» Problems and tasks:
1. In the article on distributed systems topologies, why was this particular set of seven properties chosen for evaluating distributed systems? Answer in one to three sentences.
2. Can you transcribe the passage of the distributed systems topologies article that starts at "Distributed Systems Topologies: Part" and ends at "comprise their makeup."?

Distributed Systems Topologies: Part 2
by Nelson Minar01/08/2002
In the first part of this two-part series, I presented a 10,000-foot view of how a framework for comparing distributed systems, based on system topology, is developed. In this second part, I introduce seven criteria for evaluating a system design and discuss their relative merits. Systems with hybrid toplogies often seem to demonstrate the advantages of the various constituent designs that comprise their makeup.
Evaluating System Topologies
In the first part of this series I described distributed systems in terms of their core topologies: centralized, decentralized, rings, hierarchies, and hybrids. Now I take advantage of this description by using it to evaluate system designs.
In this second part, I describe seven characteristics of distributed systems that are commonly used when talking about system design and then analyze each characteristic for each of the topologies. As with the topology descriptions, the same caution about the high-level nature of this analysis applies to this article. The observations made here are generalizations and may not apply to any specific system. The intent is to develop a broad framework for considering system design that can then be applied to specific domains.
Seven Evaluation Properties
For this article, I boil down all possible ways to evaluate distributed systems into seven properties. While not exhaustive, this set is chosen because these properties are often used when talking about the advantages or disadvantages of decentralized systems. The resulting framework is a useful shorthand for thinking about system design.
- Manageability
- How hard is it to keep the system working? Complex systems require management: updating, repairing, and logging.
- Information coherence
- How authoritative is information in the system? If a bit of data is found in the system, is that data correct? Non-repudiation, auditability, and consistency are particular aspects of information coherence.

» Stored data:
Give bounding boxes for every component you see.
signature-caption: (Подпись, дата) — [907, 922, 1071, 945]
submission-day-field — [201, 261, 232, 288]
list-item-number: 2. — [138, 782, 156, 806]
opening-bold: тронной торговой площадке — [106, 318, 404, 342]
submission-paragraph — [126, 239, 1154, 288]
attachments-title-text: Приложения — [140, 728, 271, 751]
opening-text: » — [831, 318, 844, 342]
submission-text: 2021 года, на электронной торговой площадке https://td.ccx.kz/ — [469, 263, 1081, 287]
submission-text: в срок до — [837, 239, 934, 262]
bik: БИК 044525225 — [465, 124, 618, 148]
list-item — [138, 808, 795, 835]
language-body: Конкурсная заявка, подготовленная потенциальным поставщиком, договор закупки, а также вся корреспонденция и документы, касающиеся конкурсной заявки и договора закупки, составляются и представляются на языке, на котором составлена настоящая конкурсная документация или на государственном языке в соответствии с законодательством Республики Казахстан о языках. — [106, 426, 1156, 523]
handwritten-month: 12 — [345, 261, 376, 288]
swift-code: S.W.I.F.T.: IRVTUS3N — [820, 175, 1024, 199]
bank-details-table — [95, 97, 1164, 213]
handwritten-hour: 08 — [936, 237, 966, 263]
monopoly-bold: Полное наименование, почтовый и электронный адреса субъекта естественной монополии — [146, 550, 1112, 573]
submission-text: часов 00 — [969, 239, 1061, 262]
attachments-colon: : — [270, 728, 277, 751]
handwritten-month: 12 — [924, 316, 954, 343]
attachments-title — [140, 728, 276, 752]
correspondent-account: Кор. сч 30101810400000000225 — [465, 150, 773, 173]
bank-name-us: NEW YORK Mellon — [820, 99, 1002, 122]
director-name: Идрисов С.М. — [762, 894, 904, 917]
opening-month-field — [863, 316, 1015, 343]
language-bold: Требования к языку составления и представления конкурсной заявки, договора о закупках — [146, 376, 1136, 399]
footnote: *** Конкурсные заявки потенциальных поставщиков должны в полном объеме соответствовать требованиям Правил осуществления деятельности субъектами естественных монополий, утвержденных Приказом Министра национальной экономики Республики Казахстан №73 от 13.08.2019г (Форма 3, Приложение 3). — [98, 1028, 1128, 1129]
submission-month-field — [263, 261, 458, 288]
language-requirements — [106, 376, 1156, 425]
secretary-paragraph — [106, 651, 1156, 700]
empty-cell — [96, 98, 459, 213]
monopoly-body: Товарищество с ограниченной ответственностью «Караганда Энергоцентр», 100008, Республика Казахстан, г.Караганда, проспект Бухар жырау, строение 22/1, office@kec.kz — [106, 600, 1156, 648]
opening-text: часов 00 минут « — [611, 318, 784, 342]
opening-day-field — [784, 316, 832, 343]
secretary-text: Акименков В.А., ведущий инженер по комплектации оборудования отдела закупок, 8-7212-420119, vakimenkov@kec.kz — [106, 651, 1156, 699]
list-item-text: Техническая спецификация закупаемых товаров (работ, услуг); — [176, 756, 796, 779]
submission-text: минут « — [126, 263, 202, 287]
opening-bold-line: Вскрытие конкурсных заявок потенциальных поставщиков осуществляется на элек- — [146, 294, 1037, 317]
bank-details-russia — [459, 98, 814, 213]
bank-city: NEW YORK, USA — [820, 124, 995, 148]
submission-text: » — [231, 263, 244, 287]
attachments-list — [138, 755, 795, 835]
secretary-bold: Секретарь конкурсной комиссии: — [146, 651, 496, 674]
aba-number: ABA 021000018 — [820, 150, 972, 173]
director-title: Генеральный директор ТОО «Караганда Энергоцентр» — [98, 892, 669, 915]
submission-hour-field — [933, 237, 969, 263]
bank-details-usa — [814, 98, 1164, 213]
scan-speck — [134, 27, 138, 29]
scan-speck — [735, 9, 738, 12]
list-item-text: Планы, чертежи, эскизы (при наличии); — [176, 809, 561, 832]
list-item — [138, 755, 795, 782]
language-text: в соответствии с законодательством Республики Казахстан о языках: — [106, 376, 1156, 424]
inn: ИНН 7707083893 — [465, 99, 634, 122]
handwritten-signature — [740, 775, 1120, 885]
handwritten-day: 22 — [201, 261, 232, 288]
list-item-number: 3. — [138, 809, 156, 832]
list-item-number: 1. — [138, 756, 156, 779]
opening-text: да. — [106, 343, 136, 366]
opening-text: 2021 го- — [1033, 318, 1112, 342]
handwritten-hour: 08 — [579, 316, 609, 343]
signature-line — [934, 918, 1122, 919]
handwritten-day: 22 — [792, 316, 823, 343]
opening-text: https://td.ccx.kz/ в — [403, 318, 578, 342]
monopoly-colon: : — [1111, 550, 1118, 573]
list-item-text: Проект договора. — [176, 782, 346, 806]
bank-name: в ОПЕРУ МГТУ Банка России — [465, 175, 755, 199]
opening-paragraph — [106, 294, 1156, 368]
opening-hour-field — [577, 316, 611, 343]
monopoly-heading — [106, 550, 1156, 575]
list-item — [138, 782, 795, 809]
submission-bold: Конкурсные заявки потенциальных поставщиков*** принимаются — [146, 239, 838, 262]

» Responses:
1. The set was chosen because these properties often come up when people discuss the advantages or disadvantages of decentralized systems. The author notes that the list is not exhaustive, but it gives a useful shorthand for thinking about system design.

2.
Distributed Systems Topologies: Part 2
by Nelson Minar01/08/2002
In the first part of this two-part series, I presented a 10,000-foot view of how a framework for comparing distributed systems, based on system topology, is developed. In this second part, I introduce seven criteria for evaluating a system design and discuss their relative merits. Systems with hybrid toplogies often seem to demonstrate the advantages of the various constituent designs that comprise their makeup.